(Records that describe figures)

------------------------------

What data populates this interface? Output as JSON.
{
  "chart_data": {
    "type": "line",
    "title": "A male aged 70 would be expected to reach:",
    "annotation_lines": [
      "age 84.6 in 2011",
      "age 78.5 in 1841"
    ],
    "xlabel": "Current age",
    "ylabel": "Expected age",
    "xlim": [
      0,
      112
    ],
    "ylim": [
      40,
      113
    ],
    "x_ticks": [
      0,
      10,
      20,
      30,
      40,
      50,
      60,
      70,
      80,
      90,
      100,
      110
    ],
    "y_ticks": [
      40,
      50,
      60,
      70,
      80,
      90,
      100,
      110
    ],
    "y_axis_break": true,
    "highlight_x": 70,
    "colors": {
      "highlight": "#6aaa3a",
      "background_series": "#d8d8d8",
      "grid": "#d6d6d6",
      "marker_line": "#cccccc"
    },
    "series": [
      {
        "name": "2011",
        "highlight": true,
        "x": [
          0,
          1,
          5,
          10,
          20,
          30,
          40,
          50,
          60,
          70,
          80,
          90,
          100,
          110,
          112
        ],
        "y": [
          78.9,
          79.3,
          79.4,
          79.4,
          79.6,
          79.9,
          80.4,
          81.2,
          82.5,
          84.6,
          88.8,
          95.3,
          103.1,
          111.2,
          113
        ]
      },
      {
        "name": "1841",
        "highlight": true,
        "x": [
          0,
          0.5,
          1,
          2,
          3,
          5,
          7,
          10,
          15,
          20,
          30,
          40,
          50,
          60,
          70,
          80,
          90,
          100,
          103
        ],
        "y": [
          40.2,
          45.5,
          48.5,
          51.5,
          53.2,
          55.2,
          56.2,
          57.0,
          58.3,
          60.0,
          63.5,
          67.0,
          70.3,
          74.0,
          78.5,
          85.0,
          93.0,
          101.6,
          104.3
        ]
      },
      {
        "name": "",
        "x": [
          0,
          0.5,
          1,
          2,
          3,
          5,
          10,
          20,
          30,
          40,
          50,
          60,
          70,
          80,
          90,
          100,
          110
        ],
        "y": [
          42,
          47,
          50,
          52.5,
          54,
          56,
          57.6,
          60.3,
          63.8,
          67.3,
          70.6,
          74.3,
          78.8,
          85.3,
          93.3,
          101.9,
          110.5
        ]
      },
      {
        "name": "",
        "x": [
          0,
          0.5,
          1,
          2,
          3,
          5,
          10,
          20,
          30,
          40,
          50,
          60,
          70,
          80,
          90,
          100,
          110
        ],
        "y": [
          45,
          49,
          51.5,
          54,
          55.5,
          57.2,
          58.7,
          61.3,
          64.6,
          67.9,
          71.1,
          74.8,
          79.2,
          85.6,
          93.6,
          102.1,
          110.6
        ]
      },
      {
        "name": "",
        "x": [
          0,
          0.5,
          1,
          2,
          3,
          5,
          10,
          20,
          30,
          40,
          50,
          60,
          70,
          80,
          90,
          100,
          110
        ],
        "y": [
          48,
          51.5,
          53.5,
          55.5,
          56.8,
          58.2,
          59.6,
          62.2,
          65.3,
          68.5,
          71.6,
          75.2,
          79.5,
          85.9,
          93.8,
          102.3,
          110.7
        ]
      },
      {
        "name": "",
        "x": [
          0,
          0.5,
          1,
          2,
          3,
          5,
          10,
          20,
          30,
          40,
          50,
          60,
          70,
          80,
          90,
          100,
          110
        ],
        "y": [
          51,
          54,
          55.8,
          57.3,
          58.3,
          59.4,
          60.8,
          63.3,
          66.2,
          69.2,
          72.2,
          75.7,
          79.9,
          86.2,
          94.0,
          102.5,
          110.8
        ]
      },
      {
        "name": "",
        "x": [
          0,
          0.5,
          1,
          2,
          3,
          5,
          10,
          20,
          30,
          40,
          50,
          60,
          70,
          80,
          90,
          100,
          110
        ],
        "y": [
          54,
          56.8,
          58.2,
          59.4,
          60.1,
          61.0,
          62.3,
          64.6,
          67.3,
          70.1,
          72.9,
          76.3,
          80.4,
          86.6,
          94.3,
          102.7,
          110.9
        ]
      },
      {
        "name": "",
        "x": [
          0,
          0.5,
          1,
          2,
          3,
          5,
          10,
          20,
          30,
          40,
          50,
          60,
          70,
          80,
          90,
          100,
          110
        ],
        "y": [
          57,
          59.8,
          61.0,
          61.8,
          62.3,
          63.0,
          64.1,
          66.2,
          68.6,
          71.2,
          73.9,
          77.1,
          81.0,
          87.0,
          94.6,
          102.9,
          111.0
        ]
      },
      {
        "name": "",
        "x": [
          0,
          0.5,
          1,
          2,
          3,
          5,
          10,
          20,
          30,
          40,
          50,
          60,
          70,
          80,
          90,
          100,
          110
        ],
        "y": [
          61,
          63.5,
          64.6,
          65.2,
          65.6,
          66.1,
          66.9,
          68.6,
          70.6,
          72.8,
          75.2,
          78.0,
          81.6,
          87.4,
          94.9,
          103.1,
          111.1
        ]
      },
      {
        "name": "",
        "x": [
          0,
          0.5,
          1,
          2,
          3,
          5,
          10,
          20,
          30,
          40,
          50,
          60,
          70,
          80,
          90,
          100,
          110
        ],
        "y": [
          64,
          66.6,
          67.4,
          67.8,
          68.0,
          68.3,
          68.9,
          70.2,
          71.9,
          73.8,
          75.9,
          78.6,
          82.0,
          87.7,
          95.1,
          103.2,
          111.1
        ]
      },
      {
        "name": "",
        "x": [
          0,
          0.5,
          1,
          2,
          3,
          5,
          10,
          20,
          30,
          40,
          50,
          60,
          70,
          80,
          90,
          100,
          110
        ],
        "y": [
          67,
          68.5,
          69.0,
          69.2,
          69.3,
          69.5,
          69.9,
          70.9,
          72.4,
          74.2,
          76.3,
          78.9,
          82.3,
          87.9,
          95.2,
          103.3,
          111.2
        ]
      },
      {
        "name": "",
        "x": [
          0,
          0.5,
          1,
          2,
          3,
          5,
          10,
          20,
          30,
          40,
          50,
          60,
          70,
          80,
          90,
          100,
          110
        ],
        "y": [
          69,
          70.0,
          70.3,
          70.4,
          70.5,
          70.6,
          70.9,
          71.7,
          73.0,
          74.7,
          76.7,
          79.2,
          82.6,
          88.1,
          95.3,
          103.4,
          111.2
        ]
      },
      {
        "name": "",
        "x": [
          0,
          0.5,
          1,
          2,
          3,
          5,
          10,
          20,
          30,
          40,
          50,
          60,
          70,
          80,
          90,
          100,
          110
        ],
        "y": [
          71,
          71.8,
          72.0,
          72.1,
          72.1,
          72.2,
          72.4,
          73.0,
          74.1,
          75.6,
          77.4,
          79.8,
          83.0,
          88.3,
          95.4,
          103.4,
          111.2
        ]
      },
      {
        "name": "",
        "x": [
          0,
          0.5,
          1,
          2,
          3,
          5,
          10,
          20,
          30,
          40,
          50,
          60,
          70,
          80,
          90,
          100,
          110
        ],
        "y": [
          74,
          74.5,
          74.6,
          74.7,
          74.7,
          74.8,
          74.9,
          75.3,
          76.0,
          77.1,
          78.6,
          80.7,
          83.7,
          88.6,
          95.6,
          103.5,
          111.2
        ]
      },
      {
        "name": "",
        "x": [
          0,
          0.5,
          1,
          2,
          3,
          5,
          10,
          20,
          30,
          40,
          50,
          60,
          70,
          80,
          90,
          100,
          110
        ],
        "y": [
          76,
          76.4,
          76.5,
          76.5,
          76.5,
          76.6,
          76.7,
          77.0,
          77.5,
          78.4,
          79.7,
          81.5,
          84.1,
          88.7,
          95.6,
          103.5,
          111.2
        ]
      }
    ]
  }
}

------------------------------

▶ [WRITTEN REQUEST]: Write out all records exactly, keeping every detail.

▶ [FULL SOLUTION]:
What data populates this interface? Output as JSON.
{
  "chart_data": {
    "type": "line",
    "title": "A male aged 70 would be expected to reach:",
    "annotation_lines": [
      "age 84.6 in 2011",
      "age 78.5 in 1841"
    ],
    "xlabel": "Current age",
    "ylabel": "Expected age",
    "xlim": [
      0,
      112
    ],
    "ylim": [
      40,
      113
    ],
    "x_ticks": [
      0,
      10,
      20,
      30,
      40,
      50,
      60,
      70,
      80,
      90,
      100,
      110
    ],
    "y_ticks": [
      40,
      50,
      60,
      70,
      80,
      90,
      100,
      110
    ],
    "y_axis_break": true,
    "highlight_x": 70,
    "colors": {
      "highlight": "#6aaa3a",
      "background_series": "#d8d8d8",
      "grid": "#d6d6d6",
      "marker_line": "#cccccc"
    },
    "series": [
      {
        "name": "2011",
        "highlight": true,
        "x": [
          0,
          1,
          5,
          10,
          20,
          30,
          40,
          50,
          60,
          70,
          80,
          90,
          100,
          110,
          112
        ],
        "y": [
          78.9,
          79.3,
          79.4,
          79.4,
          79.6,
          79.9,
          80.4,
          81.2,
          82.5,
          84.6,
          88.8,
          95.3,
          103.1,
          111.2,
          113
        ]
      },
      {
        "name": "1841",
        "highlight": true,
        "x": [
          0,
          0.5,
          1,
          2,
          3,
          5,
          7,
          10,
          15,
          20,
          30,
          40,
          50,
          60,
          70,
          80,
          90,
          100,
          103
        ],
        "y": [
          40.2,
          45.5,
          48.5,
          51.5,
          53.2,
          55.2,
          56.2,
          57.0,
          58.3,
          60.0,
          63.5,
          67.0,
          70.3,
          74.0,
          78.5,
          85.0,
          93.0,
          101.6,
          104.3
        ]
      },
      {
        "name": "",
        "x": [
          0,
          0.5,
          1,
          2,
          3,
          5,
          10,
          20,
          30,
          40,
          50,
          60,
          70,
          80,
          90,
          100,
          110
        ],
        "y": [
          42,
          47,
          50,
          52.5,
          54,
          56,
          57.6,
          60.3,
          63.8,
          67.3,
          70.6,
          74.3,
          78.8,
          85.3,
          93.3,
          101.9,
          110.5
        ]
      },
      {
        "name": "",
        "x": [
          0,
          0.5,
          1,
          2,
          3,
          5,
          10,
          20,
          30,
          40,
          50,
          60,
          70,
          80,
          90,
          100,
          110
        ],
        "y": [
          45,
          49,
          51.5,
          54,
          55.5,
          57.2,
          58.7,
          61.3,
          64.6,
          67.9,
          71.1,
          74.8,
          79.2,
          85.6,
          93.6,
          102.1,
          110.6
        ]
      },
      {
        "name": "",
        "x": [
          0,
          0.5,
          1,
          2,
          3,
          5,
          10,
          20,
          30,
          40,
          50,
          60,
          70,
          80,
          90,
          100,
          110
        ],
        "y": [
          48,
          51.5,
          53.5,
          55.5,
          56.8,
          58.2,
          59.6,
          62.2,
          65.3,
          68.5,
          71.6,
          75.2,
          79.5,
          85.9,
          93.8,
          102.3,
          110.7
        ]
      },
      {
        "name": "",
        "x": [
          0,
          0.5,
          1,
          2,
          3,
          5,
          10,
          20,
          30,
          40,
          50,
          60,
          70,
          80,
          90,
          100,
          110
        ],
        "y": [
          51,
          54,
          55.8,
          57.3,
          58.3,
          59.4,
          60.8,
          63.3,
          66.2,
          69.2,
          72.2,
          75.7,
          79.9,
          86.2,
          94.0,
          102.5,
          110.8
        ]
      },
      {
        "name": "",
        "x": [
          0,
          0.5,
          1,
          2,
          3,
          5,
          10,
          20,
          30,
          40,
          50,
          60,
          70,
          80,
          90,
          100,
          110
        ],
        "y": [
          54,
          56.8,
          58.2,
          59.4,
          60.1,
          61.0,
          62.3,
          64.6,
          67.3,
          70.1,
          72.9,
          76.3,
          80.4,
          86.6,
          94.3,
          102.7,
          110.9
        ]
      },
      {
        "name": "",
        "x": [
          0,
          0.5,
          1,
          2,
          3,
          5,
          10,
          20,
          30,
          40,
          50,
          60,
          70,
          80,
          90,
          100,
          110
        ],
        "y": [
          57,
          59.8,
          61.0,
          61.8,
          62.3,
          63.0,
          64.1,
          66.2,
          68.6,
          71.2,
          73.9,
          77.1,
          81.0,
          87.0,
          94.6,
          102.9,
          111.0
        ]
      },
      {
        "name": "",
        "x": [
          0,
          0.5,
          1,
          2,
          3,
          5,
          10,
          20,
          30,
          40,
          50,
          60,
          70,
          80,
          90,
          100,
          110
        ],
        "y": [
          61,
          63.5,
          64.6,
          65.2,
          65.6,
          66.1,
          66.9,
          68.6,
          70.6,
          72.8,
          75.2,
          78.0,
          81.6,
          87.4,
          94.9,
          103.1,
          111.1
        ]
      },
      {
        "name": "",
        "x": [
          0,
          0.5,
          1,
          2,
          3,
          5,
          10,
          20,
          30,
          40,
          50,
          60,
          70,
          80,
          90,
          100,
          110
        ],
        "y": [
          64,
          66.6,
          67.4,
          67.8,
          68.0,
          68.3,
          68.9,
          70.2,
          71.9,
          73.8,
          75.9,
          78.6,
          82.0,
          87.7,
          95.1,
          103.2,
          111.1
        ]
      },
      {
        "name": "",
        "x": [
          0,
          0.5,
          1,
          2,
          3,
          5,
          10,
          20,
          30,
          40,
          50,
          60,
          70,
          80,
          90,
          100,
          110
        ],
        "y": [
          67,
          68.5,
          69.0,
          69.2,
          69.3,
          69.5,
          69.9,
          70.9,
          72.4,
          74.2,
          76.3,
          78.9,
          82.3,
          87.9,
          95.2,
          103.3,
          111.2
        ]
      },
      {
        "name": "",
        "x": [
          0,
          0.5,
          1,
          2,
          3,
          5,
          10,
          20,
          30,
          40,
          50,
          60,
          70,
          80,
          90,
          100,
          110
        ],
        "y": [
          69,
          70.0,
          70.3,
          70.4,
          70.5,
          70.6,
          70.9,
          71.7,
          73.0,
          74.7,
          76.7,
          79.2,
          82.6,
          88.1,
          95.3,
          103.4,
          111.2
        ]
      },
      {
        "name": "",
        "x": [
          0,
          0.5,
          1,
          2,
          3,
          5,
          10,
          20,
          30,
          40,
          50,
          60,
          70,
          80,
          90,
          100,
          110
        ],
        "y": [
          71,
          71.8,
          72.0,
          72.1,
          72.1,
          72.2,
          72.4,
          73.0,
          74.1,
          75.6,
          77.4,
          79.8,
          83.0,
          88.3,
          95.4,
          103.4,
          111.2
        ]
      },
      {
        "name": "",
        "x": [
          0,
          0.5,
          1,
          2,
          3,
          5,
          10,
          20,
          30,
          40,
          50,
          60,
          70,
          80,
          90,
          100,
          110
        ],
        "y": [
          74,
          74.5,
          74.6,
          74.7,
          74.7,
          74.8,
          74.9,
          75.3,
          76.0,
          77.1,
          78.6,
          80.7,
          83.7,
          88.6,
          95.6,
          103.5,
          111.2
        ]
      },
      {
        "name": "",
        "x": [
          0,
          0.5,
          1,
          2,
          3,
          5,
          10,
          20,
          30,
          40,
          50,
          60,
          70,
          80,
          90,
          100,
          110
        ],
        "y": [
          76,
          76.4,
          76.5,
          76.5,
          76.5,
          76.6,
          76.7,
          77.0,
          77.5,
          78.4,
          79.7,
          81.5,
          84.1,
          88.7,
          95.6,
          103.5,
          111.2
        ]
      }
    ]
  }
}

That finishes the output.